** Start of SOURCE DATA **

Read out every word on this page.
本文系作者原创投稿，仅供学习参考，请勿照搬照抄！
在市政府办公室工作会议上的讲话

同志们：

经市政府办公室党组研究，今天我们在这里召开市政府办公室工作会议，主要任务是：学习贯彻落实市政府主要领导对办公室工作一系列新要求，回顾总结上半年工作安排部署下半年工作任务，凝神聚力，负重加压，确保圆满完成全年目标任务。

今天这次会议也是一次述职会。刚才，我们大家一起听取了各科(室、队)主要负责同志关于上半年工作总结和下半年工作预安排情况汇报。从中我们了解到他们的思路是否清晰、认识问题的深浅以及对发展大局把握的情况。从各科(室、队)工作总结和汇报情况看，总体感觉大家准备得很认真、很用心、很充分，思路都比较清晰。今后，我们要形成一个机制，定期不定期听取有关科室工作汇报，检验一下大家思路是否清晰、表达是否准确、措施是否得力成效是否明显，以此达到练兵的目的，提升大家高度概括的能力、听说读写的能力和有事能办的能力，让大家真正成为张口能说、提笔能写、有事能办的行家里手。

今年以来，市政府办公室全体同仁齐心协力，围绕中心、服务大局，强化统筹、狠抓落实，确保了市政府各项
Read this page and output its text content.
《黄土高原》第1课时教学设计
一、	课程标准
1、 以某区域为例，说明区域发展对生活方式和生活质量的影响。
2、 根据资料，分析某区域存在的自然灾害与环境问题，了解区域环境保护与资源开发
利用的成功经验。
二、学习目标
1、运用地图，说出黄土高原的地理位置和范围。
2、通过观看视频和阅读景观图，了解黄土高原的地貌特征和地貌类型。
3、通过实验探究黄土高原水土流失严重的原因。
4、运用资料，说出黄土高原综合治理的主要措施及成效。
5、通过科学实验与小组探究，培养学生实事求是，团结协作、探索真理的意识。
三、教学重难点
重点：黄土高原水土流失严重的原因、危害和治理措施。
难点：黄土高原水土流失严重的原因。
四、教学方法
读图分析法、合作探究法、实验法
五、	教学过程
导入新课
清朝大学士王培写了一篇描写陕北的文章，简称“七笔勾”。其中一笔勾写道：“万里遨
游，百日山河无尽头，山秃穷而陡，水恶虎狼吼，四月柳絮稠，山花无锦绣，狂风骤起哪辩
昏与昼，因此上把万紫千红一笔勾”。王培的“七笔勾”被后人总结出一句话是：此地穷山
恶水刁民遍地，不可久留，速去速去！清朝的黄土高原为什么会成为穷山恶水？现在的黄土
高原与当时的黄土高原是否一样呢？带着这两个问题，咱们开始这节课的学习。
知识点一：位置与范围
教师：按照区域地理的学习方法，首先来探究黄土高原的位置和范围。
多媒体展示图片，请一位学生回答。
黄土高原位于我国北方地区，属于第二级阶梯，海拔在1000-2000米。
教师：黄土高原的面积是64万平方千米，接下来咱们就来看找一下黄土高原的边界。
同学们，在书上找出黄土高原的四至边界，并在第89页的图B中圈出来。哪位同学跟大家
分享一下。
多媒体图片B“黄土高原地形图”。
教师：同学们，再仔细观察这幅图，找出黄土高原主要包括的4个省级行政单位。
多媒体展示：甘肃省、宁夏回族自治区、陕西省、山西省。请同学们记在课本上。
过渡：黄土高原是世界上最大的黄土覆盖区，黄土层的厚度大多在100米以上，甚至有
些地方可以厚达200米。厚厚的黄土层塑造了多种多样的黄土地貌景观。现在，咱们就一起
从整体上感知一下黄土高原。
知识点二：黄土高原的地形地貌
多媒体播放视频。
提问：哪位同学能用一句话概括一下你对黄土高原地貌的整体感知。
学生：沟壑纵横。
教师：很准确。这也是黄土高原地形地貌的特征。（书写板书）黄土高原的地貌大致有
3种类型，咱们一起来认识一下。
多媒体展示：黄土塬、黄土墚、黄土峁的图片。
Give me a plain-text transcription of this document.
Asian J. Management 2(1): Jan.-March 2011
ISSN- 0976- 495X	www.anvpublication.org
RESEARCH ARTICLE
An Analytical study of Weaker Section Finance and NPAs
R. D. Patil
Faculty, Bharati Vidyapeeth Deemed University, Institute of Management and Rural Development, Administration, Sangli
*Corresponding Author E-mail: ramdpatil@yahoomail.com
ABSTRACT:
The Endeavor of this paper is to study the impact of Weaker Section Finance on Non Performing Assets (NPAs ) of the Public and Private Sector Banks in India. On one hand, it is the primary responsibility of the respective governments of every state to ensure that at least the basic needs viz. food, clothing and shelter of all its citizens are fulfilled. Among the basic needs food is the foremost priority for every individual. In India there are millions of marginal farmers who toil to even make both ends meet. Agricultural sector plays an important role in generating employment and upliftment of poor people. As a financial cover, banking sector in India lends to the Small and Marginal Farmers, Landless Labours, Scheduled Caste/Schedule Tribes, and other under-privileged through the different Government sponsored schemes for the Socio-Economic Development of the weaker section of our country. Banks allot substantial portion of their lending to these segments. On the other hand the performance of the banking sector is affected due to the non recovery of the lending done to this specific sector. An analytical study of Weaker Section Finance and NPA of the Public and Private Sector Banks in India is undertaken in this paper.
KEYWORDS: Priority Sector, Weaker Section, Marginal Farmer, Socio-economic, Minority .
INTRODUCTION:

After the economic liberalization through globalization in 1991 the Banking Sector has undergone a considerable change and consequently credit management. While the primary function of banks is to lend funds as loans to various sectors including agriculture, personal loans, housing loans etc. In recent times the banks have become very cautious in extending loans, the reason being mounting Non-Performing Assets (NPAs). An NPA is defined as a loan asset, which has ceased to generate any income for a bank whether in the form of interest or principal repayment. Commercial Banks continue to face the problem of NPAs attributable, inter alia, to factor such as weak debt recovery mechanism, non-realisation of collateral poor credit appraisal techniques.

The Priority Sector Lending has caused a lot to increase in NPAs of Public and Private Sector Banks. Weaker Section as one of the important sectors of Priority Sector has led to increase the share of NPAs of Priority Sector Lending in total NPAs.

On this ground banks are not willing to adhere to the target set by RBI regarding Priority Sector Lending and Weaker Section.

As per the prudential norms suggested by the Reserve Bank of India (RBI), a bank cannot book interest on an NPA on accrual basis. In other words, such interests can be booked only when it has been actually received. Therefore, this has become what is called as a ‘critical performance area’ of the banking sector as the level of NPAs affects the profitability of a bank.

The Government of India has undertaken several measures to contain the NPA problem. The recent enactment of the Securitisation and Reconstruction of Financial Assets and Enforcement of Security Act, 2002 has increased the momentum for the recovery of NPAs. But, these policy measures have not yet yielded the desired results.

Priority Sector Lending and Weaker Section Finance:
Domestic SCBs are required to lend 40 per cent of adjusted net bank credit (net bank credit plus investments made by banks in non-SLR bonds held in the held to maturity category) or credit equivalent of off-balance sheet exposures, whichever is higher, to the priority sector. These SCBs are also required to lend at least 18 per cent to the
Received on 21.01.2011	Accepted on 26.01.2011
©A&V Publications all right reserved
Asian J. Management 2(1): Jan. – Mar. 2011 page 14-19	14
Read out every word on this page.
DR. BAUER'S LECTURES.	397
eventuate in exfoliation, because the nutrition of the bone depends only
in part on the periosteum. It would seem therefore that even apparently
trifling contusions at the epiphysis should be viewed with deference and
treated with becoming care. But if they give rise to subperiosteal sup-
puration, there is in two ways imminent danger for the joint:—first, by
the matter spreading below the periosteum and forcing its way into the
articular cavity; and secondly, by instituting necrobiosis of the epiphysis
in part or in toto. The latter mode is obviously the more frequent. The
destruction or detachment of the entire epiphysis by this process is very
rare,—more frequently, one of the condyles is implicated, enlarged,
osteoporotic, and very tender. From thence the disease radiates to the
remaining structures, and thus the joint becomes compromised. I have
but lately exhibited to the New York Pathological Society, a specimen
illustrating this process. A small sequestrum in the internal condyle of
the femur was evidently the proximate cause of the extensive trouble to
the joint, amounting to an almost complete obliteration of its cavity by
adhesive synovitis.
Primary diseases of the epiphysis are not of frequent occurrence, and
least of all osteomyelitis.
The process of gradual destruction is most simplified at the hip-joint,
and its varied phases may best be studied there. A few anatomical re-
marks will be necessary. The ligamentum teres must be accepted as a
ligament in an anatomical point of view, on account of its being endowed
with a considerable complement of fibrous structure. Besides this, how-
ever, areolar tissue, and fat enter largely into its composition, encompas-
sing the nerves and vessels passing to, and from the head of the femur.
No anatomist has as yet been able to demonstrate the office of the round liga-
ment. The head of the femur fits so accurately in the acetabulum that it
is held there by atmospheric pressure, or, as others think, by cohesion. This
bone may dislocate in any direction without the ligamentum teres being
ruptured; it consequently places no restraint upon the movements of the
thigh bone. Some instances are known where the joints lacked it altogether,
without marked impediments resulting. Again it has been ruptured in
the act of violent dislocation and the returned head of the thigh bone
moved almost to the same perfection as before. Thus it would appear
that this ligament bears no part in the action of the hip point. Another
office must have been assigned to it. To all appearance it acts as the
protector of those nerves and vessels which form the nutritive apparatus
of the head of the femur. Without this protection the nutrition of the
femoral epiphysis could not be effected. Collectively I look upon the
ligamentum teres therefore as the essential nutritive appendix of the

** End of SOURCE DATA **

■ YOUR INSTRUCTIONS ■
Give the count of lines that hold the word "sectors", with nothing added.

■ SOLUTION TO THIS TASK ■
2